TO BE DONE: Pick out all lines with the word "content" from the records that follow.

◇ ◇ ◇ ◇ ◇

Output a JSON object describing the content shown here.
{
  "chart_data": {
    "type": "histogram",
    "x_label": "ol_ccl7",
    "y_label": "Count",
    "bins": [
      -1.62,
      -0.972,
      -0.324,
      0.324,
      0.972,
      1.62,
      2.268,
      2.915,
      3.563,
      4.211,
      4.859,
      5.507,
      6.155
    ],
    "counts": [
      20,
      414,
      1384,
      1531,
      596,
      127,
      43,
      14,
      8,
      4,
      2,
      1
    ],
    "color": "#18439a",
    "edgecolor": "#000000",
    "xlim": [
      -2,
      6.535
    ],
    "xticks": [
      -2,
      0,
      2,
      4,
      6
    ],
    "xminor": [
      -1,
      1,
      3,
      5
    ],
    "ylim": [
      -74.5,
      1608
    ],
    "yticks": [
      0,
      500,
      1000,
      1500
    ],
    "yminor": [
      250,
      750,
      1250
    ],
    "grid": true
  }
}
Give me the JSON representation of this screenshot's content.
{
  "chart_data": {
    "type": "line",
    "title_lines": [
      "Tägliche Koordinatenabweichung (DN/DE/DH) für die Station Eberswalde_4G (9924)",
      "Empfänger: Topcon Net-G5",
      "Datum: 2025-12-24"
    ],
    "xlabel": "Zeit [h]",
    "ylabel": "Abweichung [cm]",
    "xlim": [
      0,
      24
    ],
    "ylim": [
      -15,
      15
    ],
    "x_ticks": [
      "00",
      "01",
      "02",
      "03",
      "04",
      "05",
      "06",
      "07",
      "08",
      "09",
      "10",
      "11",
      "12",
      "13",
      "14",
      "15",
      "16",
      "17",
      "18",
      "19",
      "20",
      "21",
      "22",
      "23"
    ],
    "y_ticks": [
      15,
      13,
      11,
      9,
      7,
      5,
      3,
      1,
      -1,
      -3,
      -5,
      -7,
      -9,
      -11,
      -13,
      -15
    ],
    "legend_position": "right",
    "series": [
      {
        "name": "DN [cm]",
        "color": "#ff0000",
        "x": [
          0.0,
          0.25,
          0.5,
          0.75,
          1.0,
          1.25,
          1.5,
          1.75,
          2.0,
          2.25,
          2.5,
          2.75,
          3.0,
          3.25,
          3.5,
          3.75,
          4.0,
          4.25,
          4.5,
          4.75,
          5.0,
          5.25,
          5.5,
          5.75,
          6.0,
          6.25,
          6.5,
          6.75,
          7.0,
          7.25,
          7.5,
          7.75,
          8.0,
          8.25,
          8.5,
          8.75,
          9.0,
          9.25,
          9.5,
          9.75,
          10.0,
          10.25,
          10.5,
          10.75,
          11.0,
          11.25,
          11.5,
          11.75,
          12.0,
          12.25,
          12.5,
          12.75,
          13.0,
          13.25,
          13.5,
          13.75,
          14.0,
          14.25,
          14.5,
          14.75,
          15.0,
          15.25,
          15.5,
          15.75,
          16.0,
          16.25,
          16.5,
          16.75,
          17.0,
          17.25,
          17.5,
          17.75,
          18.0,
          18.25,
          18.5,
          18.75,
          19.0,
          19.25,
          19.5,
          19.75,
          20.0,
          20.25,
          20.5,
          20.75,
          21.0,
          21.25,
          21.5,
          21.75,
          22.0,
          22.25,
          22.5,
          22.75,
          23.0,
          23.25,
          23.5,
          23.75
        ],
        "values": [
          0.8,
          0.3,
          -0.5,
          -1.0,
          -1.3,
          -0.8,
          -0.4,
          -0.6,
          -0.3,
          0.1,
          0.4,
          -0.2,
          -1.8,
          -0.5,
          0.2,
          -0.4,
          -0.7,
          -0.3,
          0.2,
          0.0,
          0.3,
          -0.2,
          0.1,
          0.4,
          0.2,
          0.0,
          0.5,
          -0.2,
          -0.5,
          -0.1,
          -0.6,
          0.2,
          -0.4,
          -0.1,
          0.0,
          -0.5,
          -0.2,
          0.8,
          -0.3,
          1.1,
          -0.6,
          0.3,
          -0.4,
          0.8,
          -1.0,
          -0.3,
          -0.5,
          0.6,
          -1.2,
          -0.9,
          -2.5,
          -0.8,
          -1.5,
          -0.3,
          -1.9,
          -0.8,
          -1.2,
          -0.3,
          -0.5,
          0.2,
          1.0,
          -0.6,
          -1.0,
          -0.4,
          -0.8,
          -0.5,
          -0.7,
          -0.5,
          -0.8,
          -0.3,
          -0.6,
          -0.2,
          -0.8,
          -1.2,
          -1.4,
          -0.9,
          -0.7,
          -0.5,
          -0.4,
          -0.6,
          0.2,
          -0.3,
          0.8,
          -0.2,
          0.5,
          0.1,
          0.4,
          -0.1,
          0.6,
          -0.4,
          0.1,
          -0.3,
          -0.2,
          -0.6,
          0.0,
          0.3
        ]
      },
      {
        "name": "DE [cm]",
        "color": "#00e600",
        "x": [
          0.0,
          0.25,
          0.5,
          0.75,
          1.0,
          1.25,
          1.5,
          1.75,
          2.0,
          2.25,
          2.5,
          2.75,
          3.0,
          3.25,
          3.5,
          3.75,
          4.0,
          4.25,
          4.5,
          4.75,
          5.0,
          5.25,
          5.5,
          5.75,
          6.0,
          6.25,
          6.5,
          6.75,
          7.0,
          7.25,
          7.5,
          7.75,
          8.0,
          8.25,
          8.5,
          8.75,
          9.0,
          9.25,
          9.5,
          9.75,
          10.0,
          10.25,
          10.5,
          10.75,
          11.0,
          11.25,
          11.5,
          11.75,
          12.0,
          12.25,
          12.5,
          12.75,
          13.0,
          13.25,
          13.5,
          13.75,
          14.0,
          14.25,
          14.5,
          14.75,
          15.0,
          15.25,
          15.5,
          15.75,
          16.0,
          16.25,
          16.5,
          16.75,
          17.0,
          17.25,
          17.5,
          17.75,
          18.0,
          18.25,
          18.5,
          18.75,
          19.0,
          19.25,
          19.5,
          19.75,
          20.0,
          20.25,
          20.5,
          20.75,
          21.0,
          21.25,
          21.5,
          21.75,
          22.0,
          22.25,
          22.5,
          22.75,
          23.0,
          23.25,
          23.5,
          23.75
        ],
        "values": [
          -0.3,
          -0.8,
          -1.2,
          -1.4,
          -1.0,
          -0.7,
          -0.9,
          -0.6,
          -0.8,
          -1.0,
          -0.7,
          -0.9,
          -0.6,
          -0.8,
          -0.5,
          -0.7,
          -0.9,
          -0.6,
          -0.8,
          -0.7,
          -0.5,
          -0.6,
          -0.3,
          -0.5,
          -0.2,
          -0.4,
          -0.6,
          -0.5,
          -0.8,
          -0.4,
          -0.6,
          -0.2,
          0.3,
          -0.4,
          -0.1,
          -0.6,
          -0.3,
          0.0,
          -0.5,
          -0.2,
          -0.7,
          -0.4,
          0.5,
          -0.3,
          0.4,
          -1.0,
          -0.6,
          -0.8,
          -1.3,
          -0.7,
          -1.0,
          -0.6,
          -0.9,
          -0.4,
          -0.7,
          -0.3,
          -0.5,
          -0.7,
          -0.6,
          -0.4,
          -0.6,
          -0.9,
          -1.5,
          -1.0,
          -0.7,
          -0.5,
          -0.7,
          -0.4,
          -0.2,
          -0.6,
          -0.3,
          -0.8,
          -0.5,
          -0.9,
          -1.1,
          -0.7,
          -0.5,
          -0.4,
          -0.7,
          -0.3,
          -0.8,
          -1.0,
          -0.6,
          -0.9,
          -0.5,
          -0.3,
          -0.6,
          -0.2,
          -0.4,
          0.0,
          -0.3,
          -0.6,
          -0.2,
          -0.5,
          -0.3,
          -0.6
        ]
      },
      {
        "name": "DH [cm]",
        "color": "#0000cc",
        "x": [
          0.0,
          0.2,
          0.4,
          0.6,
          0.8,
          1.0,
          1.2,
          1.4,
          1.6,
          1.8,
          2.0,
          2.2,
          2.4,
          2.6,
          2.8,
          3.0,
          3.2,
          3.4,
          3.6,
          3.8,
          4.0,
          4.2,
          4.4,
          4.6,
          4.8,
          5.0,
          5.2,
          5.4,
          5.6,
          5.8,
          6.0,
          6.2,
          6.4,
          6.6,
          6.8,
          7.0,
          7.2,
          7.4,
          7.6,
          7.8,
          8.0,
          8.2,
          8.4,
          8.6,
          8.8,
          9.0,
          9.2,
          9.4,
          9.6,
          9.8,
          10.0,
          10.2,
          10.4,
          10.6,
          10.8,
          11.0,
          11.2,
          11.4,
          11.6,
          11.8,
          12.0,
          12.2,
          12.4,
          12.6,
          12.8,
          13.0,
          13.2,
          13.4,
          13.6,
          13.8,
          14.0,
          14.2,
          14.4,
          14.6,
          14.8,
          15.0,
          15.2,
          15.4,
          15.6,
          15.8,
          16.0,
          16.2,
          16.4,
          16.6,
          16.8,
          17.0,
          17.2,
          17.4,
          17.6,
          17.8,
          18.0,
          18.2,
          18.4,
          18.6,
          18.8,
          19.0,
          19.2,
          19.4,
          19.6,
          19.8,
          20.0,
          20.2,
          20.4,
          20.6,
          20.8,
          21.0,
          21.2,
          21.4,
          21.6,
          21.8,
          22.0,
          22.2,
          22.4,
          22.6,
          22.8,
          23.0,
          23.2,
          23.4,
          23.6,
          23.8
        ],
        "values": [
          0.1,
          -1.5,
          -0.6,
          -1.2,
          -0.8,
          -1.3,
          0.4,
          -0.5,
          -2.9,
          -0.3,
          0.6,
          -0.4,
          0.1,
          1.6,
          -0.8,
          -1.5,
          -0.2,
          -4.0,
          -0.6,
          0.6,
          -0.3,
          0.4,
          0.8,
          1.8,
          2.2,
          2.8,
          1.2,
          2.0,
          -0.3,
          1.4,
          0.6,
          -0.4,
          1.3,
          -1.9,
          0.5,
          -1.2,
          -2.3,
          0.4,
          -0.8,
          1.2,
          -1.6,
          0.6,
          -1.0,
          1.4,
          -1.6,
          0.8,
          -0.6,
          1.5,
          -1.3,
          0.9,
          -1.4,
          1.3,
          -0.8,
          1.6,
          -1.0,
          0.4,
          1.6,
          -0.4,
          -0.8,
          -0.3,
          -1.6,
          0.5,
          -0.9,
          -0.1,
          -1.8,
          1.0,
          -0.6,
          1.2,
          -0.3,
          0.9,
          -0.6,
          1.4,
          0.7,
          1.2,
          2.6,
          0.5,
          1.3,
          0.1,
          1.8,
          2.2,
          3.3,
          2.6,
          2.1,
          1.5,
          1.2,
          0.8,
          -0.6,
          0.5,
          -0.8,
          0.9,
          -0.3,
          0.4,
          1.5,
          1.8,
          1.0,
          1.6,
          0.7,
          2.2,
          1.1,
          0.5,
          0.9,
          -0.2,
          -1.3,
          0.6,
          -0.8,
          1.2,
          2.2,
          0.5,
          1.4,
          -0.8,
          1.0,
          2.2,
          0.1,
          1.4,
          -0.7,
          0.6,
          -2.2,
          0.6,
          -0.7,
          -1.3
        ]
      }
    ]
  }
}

◇ ◇ ◇ ◇ ◇

TASK RESULT:
Output a JSON object describing the content shown here.
Give me the JSON representation of this screenshot's content.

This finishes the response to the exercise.